■ **SOURCE DOCUMENT**
____________
How Long Until I Get My First Credit Score?

If you’re starting from scratch with no credit history, you can get a credit score in as little as one month or as long as six months, depending on which scoring model is checking. The two major scoring systems, FICO and VantageScore, have different minimum requirements, and understanding both will help you plan your timeline realistically.

FICO Requires Six Months of History

FICO is the scoring model most lenders use for major decisions like mortgages, auto loans, and credit cards. To generate a FICO score, your credit report needs to meet three conditions: at least one account that has been open for six months or more, at least one account reported to a credit bureau within the past six months, and no “deceased” indicator on your file. A single account can satisfy both the age and activity requirements at the same time.

This means that if you open your first credit card today, you won’t have a FICO score until roughly six months from now. There’s no shortcut around this waiting period within the FICO system. The clock starts when the account is first reported to a bureau, not necessarily the day you applied or were approved.

VantageScore Can Work Much Sooner

VantageScore, the other widely used model, is far less demanding. It can generate a score as soon as your credit report contains at least one account, even if that account is less than six months old. In practice, this means you could have a VantageScore within one to two months of opening your first credit account, once the lender reports it.

Many free credit monitoring apps and banking tools show you a VantageScore rather than a FICO score. So you might see a number on your screen well before a mortgage lender would be able to pull a FICO score for you. Both scores matter, but knowing which one you’re looking at explains why timelines can seem inconsistent.

When Your Account Actually Appears on Your Report

Opening a credit account doesn’t instantly place it on your credit report. Lenders typically report to the credit bureaus once a month, and there’s no universal reporting date. Each lender chooses its own schedule. That means after you open a new account, it could take anywhere from a few days to about 30 days before the account shows up on your report at all.

This reporting lag matters for your timeline. If you open a secured credit card on January 1 and your bank reports to the bureaus on January 25, your six-month FICO clock effectively starts on January 25. For VantageScore, that same January 25 reporting date is when your first score could potentially be generated.
____________
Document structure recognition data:
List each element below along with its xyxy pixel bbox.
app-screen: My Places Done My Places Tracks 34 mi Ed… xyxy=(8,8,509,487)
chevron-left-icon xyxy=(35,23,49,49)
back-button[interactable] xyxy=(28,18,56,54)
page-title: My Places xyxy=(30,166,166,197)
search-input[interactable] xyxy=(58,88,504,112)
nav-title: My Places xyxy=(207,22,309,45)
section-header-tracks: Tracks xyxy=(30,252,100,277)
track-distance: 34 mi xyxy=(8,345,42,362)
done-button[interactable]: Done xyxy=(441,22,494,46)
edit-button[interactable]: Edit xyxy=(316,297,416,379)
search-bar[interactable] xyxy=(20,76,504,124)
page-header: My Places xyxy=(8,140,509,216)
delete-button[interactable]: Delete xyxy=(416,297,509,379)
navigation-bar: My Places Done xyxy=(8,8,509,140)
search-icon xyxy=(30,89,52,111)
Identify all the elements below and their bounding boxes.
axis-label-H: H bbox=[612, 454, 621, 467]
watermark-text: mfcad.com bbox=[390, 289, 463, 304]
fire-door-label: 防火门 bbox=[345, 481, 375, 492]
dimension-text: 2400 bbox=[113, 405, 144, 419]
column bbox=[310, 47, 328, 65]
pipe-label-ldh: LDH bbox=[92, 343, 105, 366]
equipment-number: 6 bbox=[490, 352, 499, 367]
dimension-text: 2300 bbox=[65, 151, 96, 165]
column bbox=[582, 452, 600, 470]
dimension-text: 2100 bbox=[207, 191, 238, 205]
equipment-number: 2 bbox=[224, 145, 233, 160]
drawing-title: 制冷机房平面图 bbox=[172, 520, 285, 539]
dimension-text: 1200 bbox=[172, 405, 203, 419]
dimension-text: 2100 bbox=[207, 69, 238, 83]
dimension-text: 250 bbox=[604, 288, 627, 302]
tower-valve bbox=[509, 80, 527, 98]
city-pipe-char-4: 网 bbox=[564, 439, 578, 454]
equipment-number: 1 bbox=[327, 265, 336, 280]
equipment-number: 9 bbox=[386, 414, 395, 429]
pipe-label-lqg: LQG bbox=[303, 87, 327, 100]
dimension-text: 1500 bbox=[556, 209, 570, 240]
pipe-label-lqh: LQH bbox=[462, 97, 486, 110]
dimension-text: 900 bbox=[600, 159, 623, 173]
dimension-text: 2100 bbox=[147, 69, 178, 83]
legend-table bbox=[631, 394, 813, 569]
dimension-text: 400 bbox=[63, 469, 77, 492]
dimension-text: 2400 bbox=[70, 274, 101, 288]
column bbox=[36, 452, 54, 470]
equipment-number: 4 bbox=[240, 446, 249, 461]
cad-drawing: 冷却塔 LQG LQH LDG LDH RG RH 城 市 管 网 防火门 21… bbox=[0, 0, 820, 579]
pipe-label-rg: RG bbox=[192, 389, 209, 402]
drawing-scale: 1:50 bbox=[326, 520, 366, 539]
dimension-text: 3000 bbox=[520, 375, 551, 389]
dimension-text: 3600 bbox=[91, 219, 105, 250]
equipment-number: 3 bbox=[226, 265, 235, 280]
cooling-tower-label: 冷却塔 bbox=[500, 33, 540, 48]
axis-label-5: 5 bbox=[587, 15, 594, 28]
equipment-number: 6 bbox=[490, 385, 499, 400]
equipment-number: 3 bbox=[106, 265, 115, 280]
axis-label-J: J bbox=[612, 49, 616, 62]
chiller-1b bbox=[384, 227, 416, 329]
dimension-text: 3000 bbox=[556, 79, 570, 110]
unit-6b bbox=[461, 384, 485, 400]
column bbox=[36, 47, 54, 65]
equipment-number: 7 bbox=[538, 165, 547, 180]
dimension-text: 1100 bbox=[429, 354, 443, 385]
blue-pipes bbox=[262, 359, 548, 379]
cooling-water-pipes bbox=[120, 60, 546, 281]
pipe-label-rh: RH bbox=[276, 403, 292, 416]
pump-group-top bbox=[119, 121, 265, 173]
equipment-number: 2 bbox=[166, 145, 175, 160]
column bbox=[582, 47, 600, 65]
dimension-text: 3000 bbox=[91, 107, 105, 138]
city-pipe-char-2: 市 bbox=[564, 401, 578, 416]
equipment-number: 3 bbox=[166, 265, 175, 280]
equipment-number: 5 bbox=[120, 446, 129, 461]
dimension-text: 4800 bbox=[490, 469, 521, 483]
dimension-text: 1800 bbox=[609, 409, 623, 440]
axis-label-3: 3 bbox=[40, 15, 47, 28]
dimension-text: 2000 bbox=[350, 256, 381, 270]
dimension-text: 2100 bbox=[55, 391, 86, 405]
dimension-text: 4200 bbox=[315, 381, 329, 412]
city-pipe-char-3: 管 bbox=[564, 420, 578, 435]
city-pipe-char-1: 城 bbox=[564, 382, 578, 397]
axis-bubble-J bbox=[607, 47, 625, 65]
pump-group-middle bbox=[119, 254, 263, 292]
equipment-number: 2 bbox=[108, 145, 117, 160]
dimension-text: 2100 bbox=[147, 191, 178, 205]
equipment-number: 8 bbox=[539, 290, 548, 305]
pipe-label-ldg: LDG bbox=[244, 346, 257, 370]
____________
■ **ASSIGNED TASK A**
According to the article on getting a first credit score, how often do lenders typically report to the credit bureaus?
■ **ASSIGNED TASK B**
Continue the article on getting a first credit score from where it stops.

■ **YOUR RESPONSE A**
Once a month.

■ **YOUR RESPONSE B**
Keep in mind that lenders don’t always report to all three major bureaus (Equifax, Experian, and TransUnion). Your score could appear at one bureau before the others, or not appear at certain bureaus at all if your lender only reports to one or two.

Faster Paths to a First Score

If six months feels like a long wait, a few strategies can speed things up or give you a score sooner under the VantageScore model.

  • Authorized user status: Someone with good credit can add you as an authorized user on their credit card. The account’s history typically gets added to your credit report, and you don’t even need to use the card. A 2018 Credit Sesame study found that people with fair credit scores saw roughly an 11% improvement within three months of becoming an authorized user. For someone with no score at all, this can jump-start the process because the existing account’s age may satisfy FICO’s six-month requirement immediately.
  • Secured credit cards: These cards require a cash deposit (often $200 to $500) that serves as your credit limit. They’re designed for people with no credit history, and most issuers report them to all three bureaus monthly. This is the most common first step for building credit from zero.
  • Credit-builder loans: Some banks and credit unions offer small loans specifically designed to build credit. You make fixed monthly payments, and the lender reports your activity to the bureaus. The loan amount is typically held in a savings account and released to you once you’ve paid it off.
  • Rent and utility reporting: Several services will report your rent payments to the credit bureaus for a monthly fee. A rental tradeline typically appears on your credit report about 30 days after the first payment is reported. Once it’s there, scoring models that factor in rental data can use it to calculate a score. Not all scoring models weight rent payments equally, but it adds a tradeline to an otherwise empty report.

What Your First Score Might Look Like

Your first credit score won’t be perfect, but it also won’t start at zero. Credit scores range from 300 to 850, and a new credit user with a single account in good standing typically lands somewhere in the mid-600s. The exact number depends on factors like your credit utilization (how much of your available credit you’re using), whether you’ve made on-time payments, and the type of account.

A thin file, meaning a report with only one or two accounts, tends to produce more volatile scores. A single late payment or a high balance can swing your score dramatically when there isn’t much other data to balance it out. As you add accounts and build a longer history, your score becomes more stable and generally trends upward if you’re managing credit responsibly.

A Realistic Timeline

Here’s what the process looks like in practice. You open your first credit account, whether it’s a secured card, a credit-builder loan, or an authorized user arrangement. Within about 30 days, the account appears on your credit report. At that point, VantageScore can generate a number for you. You continue using the account and making payments on time. After six months from the account’s first reporting date, FICO can also produce a score.

So the short answer: one to two months for a VantageScore, six months for a FICO score. If you’re added as an authorized user on an account that already has six or more months of history, you could have both scores within a single reporting cycle.